What you are asked to do: Word for word, restate every line of the material.

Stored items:
==================================================
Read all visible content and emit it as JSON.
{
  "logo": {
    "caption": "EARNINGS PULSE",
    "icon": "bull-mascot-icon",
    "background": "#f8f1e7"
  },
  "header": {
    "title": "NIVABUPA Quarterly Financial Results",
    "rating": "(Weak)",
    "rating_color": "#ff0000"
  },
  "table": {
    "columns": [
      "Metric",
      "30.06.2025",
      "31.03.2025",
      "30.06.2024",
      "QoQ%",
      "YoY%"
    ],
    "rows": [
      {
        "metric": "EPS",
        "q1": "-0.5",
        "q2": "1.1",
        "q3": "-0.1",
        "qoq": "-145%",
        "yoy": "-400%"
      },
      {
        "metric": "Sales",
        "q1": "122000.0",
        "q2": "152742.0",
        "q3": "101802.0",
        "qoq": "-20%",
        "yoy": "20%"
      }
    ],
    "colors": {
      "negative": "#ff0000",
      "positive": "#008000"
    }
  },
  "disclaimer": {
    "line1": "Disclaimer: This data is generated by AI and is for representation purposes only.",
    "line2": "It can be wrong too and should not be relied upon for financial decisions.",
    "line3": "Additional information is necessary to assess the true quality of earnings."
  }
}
==================================================
Exercise answer:
Read all visible content and emit it as JSON.
{
  "logo": {
    "caption": "EARNINGS PULSE",
    "icon": "bull-mascot-icon",
    "background": "#f8f1e7"
  },
  "header": {
    "title": "NIVABUPA Quarterly Financial Results",
    "rating": "(Weak)",
    "rating_color": "#ff0000"
  },
  "table": {
    "columns": [
      "Metric",
      "30.06.2025",
      "31.03.2025",
      "30.06.2024",
      "QoQ%",
      "YoY%"
    ],
    "rows": [
      {
        "metric": "EPS",
        "q1": "-0.5",
        "q2": "1.1",
        "q3": "-0.1",
        "qoq": "-145%",
        "yoy": "-400%"
      },
      {
        "metric": "Sales",
        "q1": "122000.0",
        "q2": "152742.0",
        "q3": "101802.0",
        "qoq": "-20%",
        "yoy": "20%"
      }
    ],
    "colors": {
      "negative": "#ff0000",
      "positive": "#008000"
    }
  },
  "disclaimer": {
    "line1": "Disclaimer: This data is generated by AI and is for representation purposes only.",
    "line2": "It can be wrong too and should not be relied upon for financial decisions.",
    "line3": "Additional information is necessary to assess the true quality of earnings."
  }
}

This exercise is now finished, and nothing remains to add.